>> START Extracted entries

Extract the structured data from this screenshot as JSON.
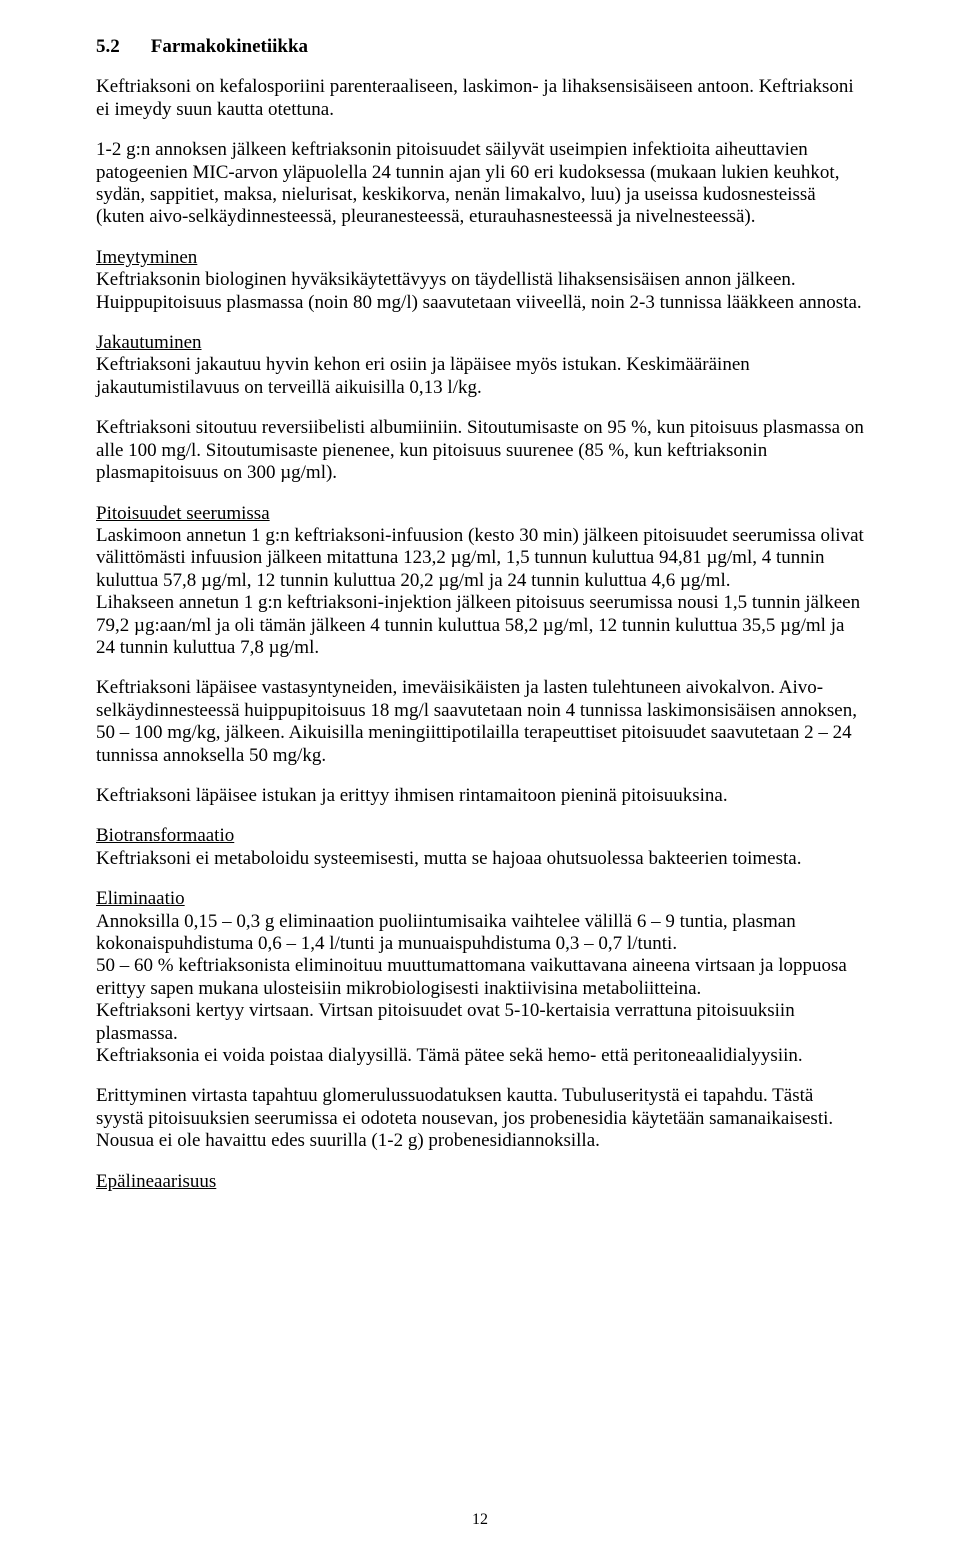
{
  "section": {
    "number": "5.2",
    "title": "Farmakokinetiikka"
  },
  "intro": {
    "p1": "Keftriaksoni on kefalosporiini parenteraaliseen, laskimon- ja lihaksensisäiseen antoon. Keftriaksoni ei imeydy suun kautta otettuna.",
    "p2": "1-2 g:n annoksen jälkeen keftriaksonin pitoisuudet säilyvät useimpien infektioita aiheuttavien patogeenien MIC-arvon yläpuolella 24 tunnin ajan yli 60 eri kudoksessa (mukaan lukien keuhkot, sydän, sappitiet, maksa, nielurisat, keskikorva, nenän limakalvo, luu) ja useissa kudosnesteissä (kuten aivo-selkäydinnesteessä, pleuranesteessä, eturauhasnesteessä ja nivelnesteessä)."
  },
  "absorption": {
    "heading": "Imeytyminen",
    "text": "Keftriaksonin biologinen hyväksikäytettävyys on täydellistä lihaksensisäisen annon jälkeen. Huippupitoisuus plasmassa (noin 80 mg/l) saavutetaan viiveellä, noin 2-3 tunnissa lääkkeen annosta."
  },
  "distribution": {
    "heading": "Jakautuminen",
    "p1": "Keftriaksoni jakautuu hyvin kehon eri osiin ja läpäisee myös istukan. Keskimääräinen jakautumistilavuus on terveillä aikuisilla 0,13 l/kg.",
    "p2": "Keftriaksoni sitoutuu reversiibelisti albumiiniin. Sitoutumisaste on 95 %, kun pitoisuus plasmassa on alle 100 mg/l. Sitoutumisaste pienenee, kun pitoisuus suurenee (85 %, kun keftriaksonin plasmapitoisuus on 300 µg/ml)."
  },
  "serum": {
    "heading": "Pitoisuudet seerumissa",
    "p1": "Laskimoon annetun 1 g:n keftriaksoni-infuusion (kesto 30 min) jälkeen pitoisuudet seerumissa olivat välittömästi infuusion jälkeen mitattuna 123,2 µg/ml, 1,5 tunnun kuluttua 94,81 µg/ml, 4 tunnin kuluttua 57,8 µg/ml, 12 tunnin kuluttua 20,2 µg/ml ja 24 tunnin kuluttua 4,6 µg/ml.",
    "p2": "Lihakseen annetun 1 g:n keftriaksoni-injektion jälkeen pitoisuus seerumissa nousi 1,5 tunnin jälkeen 79,2 µg:aan/ml ja oli tämän jälkeen 4 tunnin kuluttua 58,2 µg/ml, 12 tunnin kuluttua 35,5 µg/ml ja 24 tunnin kuluttua 7,8 µg/ml.",
    "p3": "Keftriaksoni läpäisee vastasyntyneiden, imeväisikäisten ja lasten tulehtuneen aivokalvon. Aivo-selkäydinnesteessä huippupitoisuus 18 mg/l saavutetaan noin 4 tunnissa laskimonsisäisen annoksen, 50 – 100 mg/kg, jälkeen. Aikuisilla meningiittipotilailla terapeuttiset pitoisuudet saavutetaan 2 – 24 tunnissa annoksella 50 mg/kg.",
    "p4": "Keftriaksoni läpäisee istukan ja erittyy ihmisen rintamaitoon pieninä pitoisuuksina."
  },
  "biotransformation": {
    "heading": "Biotransformaatio",
    "text": "Keftriaksoni ei metaboloidu systeemisesti, mutta se hajoaa ohutsuolessa bakteerien toimesta."
  },
  "elimination": {
    "heading": "Eliminaatio",
    "p1": "Annoksilla 0,15 – 0,3 g eliminaation puoliintumisaika vaihtelee välillä 6 – 9 tuntia, plasman kokonaispuhdistuma 0,6 – 1,4 l/tunti ja munuaispuhdistuma 0,3 – 0,7 l/tunti.",
    "p2": "50 – 60 % keftriaksonista eliminoituu muuttumattomana vaikuttavana aineena virtsaan ja loppuosa erittyy sapen mukana ulosteisiin mikrobiologisesti inaktiivisina metaboliitteina.",
    "p3": "Keftriaksoni kertyy virtsaan. Virtsan pitoisuudet ovat 5-10-kertaisia verrattuna pitoisuuksiin plasmassa.",
    "p4": "Keftriaksonia ei voida poistaa dialyysillä. Tämä pätee sekä hemo- että peritoneaalidialyysiin.",
    "p5": "Erittyminen virtasta tapahtuu glomerulussuodatuksen kautta. Tubuluseritystä ei tapahdu. Tästä syystä pitoisuuksien seerumissa ei odoteta nousevan, jos probenesidia käytetään samanaikaisesti. Nousua ei ole havaittu edes suurilla (1-2 g) probenesidiannoksilla."
  },
  "nonlinearity": {
    "heading": "Epälineaarisuus"
  },
  "pageNumber": "12"
}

>> END Extracted entries

■ **What the task requires**
Copy out every line in the entries above that holds "text".

■ **Finished task**
    "text": "Keftriaksonin biologinen hyväksikäytettävyys on täydellistä lihaksensisäisen annon jälkeen. Huippupitoisuus plasmassa (noin 80 mg/l) saavutetaan viiveellä, noin 2-3 tunnissa lääkkeen annosta."
    "text": "Keftriaksoni ei metaboloidu systeemisesti, mutta se hajoaa ohutsuolessa bakteerien toimesta."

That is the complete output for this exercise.